Passage:
- Music
- 21 May 19
To coincide with the release of her second album Grim Town, Derry singer Soak talks music, Brexit, borders, championing Northern Irish artists, and how a gay music festival - curated by herself and emerging Dublin band Pillow Queens - may well be in the offing...
If you get a minute, have a look at the trainlines on a map of Northern Ireland. No, go with us here - observe the four lines that extend out, hydra-like, from the epicentre of Belfast in the east. One goes to Dublin. Another goes further east to the affluent seaside towns of Bangor and Holywood. A third goes north-east to the harbour port of Larne. And a fourth, taking in the broad sweep of south Antrim, north Antrim, the north coast, goes west - like an afterthought - to the rest of Northern Ireland, before ending, exhausted, in the city of Derry.
It's often been suggested that the transport infrastructure in Northern Ireland fails those living west of the Bann River. For many who live there, there's a sense of these places having been abandoned, forgotten.

Data section:

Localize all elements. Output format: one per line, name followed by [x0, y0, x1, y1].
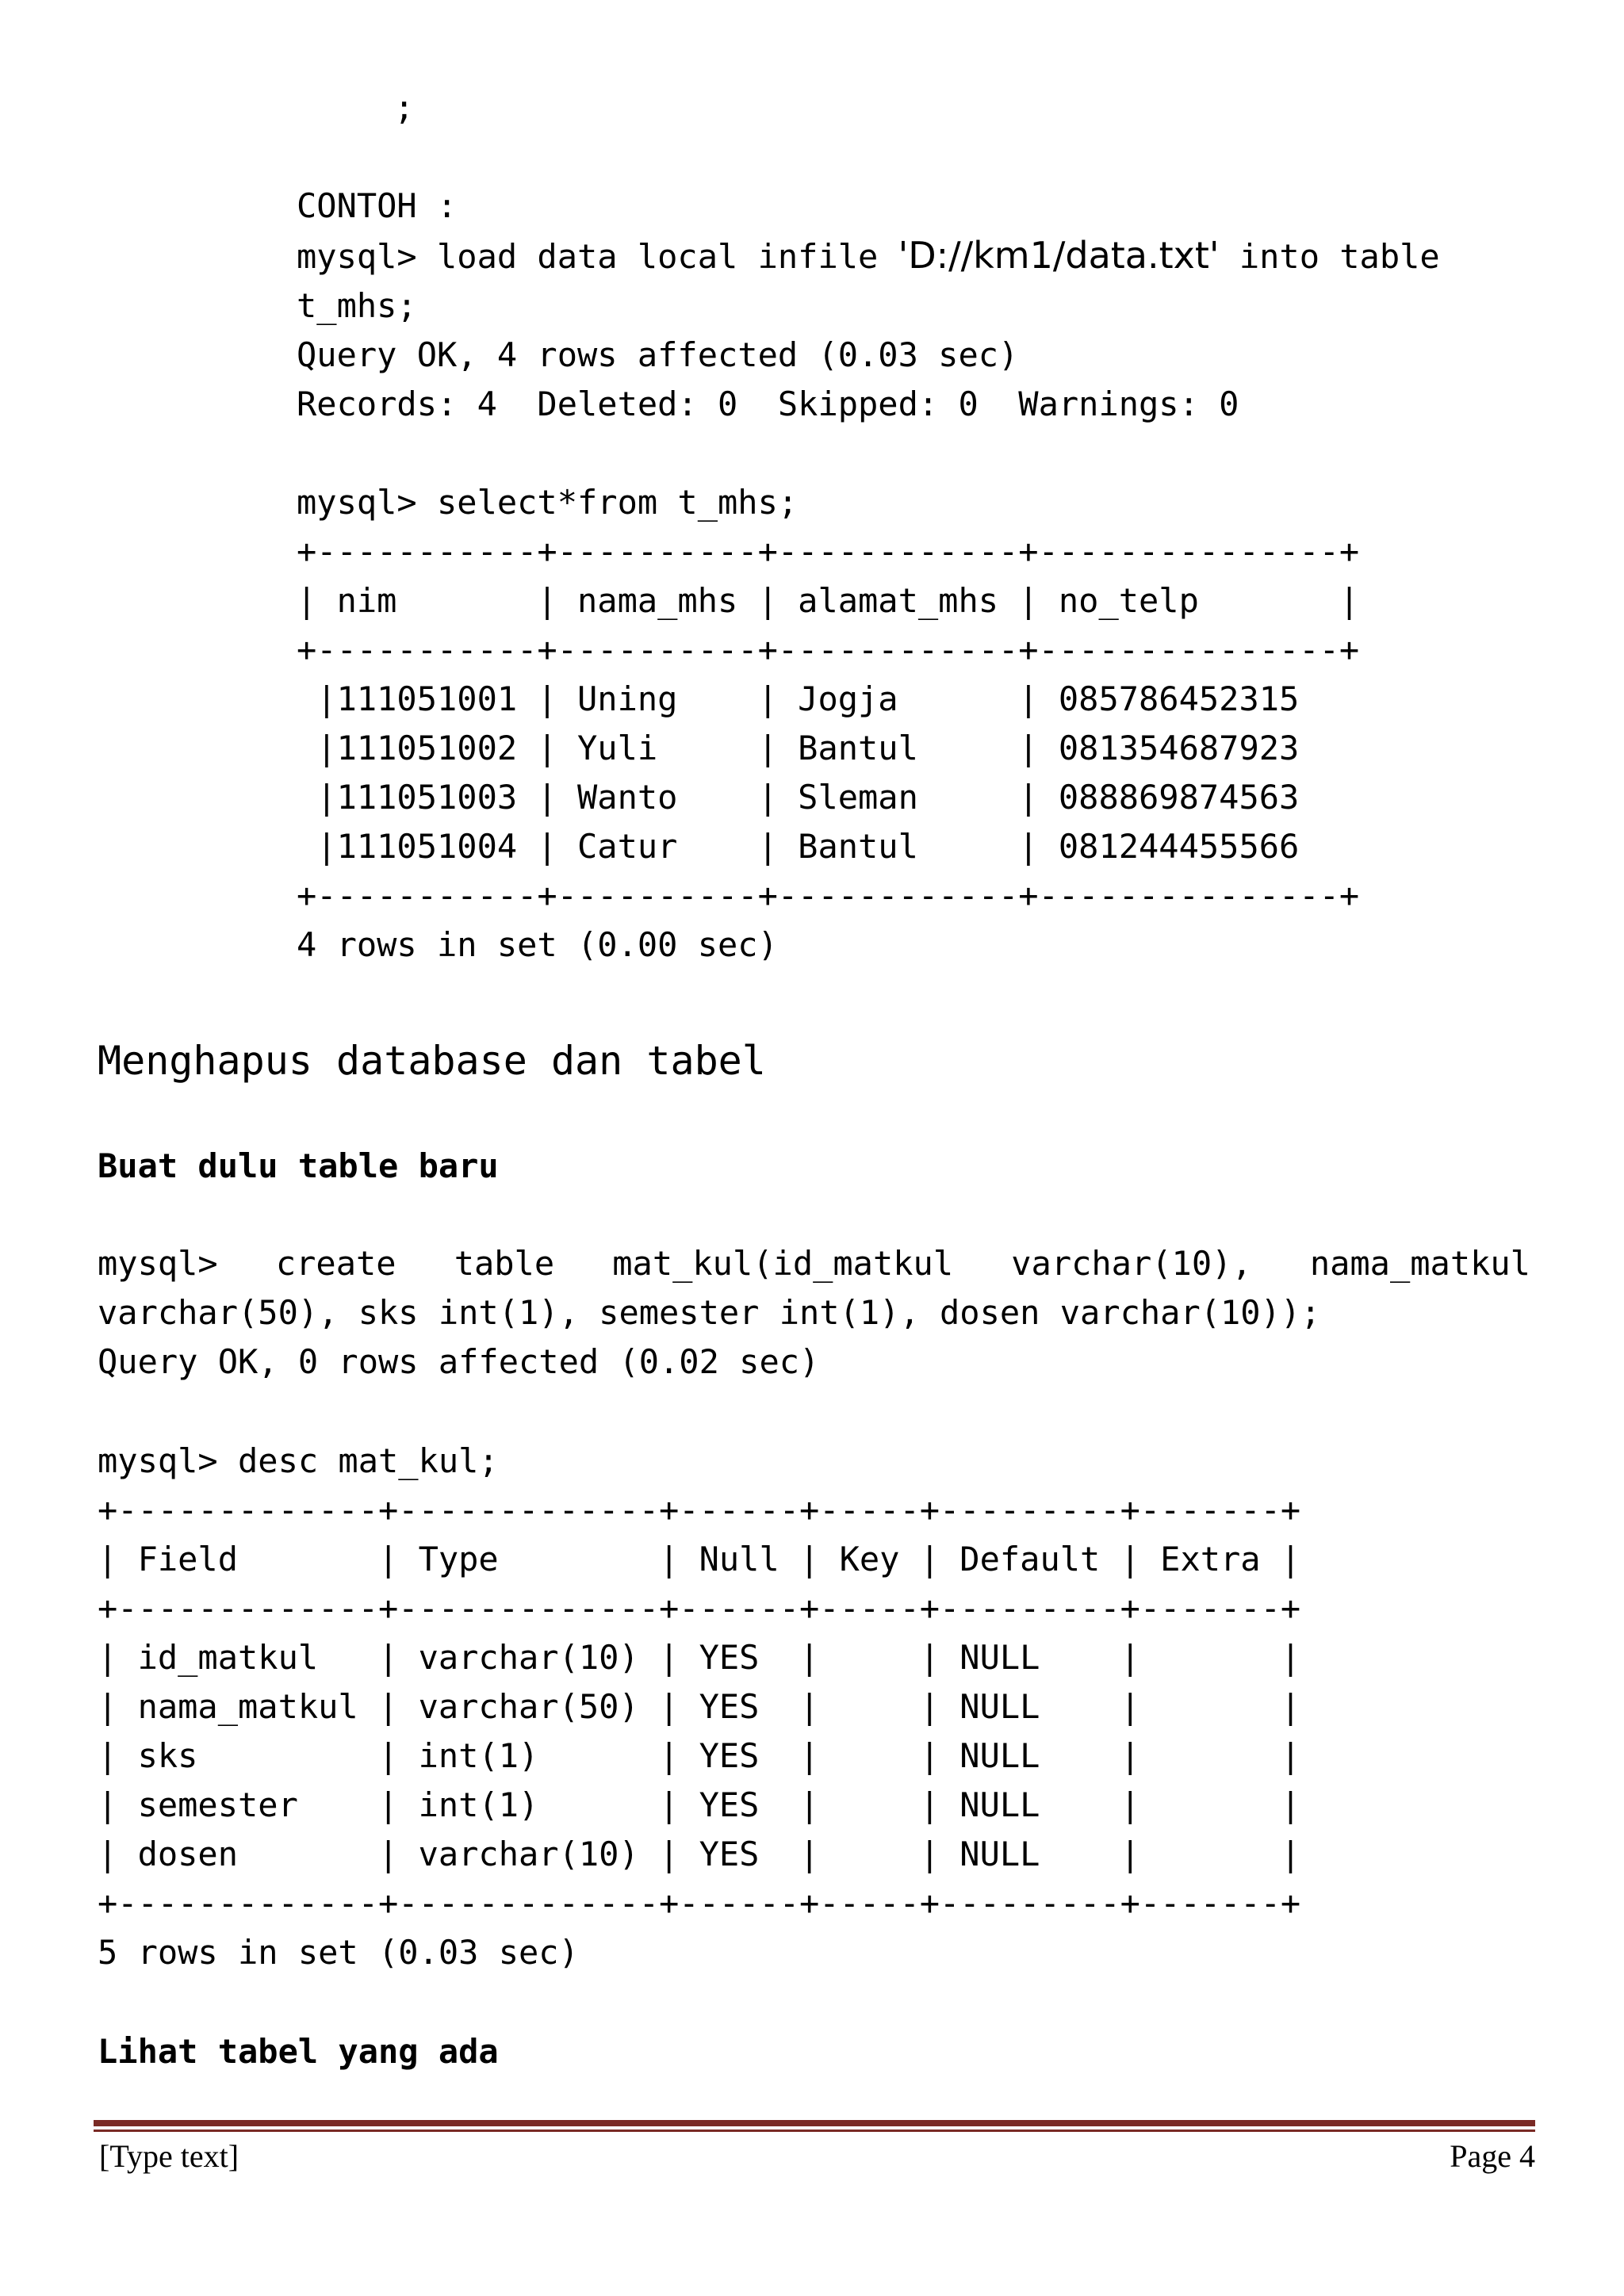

Your tasks:
(a) In the article on the singer Soak, what is the name of her second album?
(b) Write the next part of the article on the singer Soak, picking up after its last sentence.

Expected answers:
(a) Grim Town

(b)
These feelings permeated Bridie Monds-Watson's first album, Before We Forgot How To Dream. Growing up in a part of Ireland where - from one perspective at least - nothing happened, nothing developed, she made imaginative landscapes and dreamed of something different for herself: "I donÕt get this town/ And neither do you/ We should run away", she sang wistfully on 'Sea Creatures'.
That feeling of wanting to get away has not been abandoned. Trains and transport play an important role on SOAK's second album, Grim Town. On the opening track, 'All Aboard', we're on a train headed for the eponymous town. A conductor's voice blares out, telling us that the train is "for the following passengers only: recipients of universal credit or minimum wage. The lonely, the disenfranchised, the disillusioned, the grieving."
Grim Town isn't exactly Derry (although they both share that sense of being cut off, abandoned). It sprang from SOAK's experiences living in The Maiden City, but it's an invented space, created by the artist so that she could process her own feelings about love, heartache, depression, divorce and social anxiety.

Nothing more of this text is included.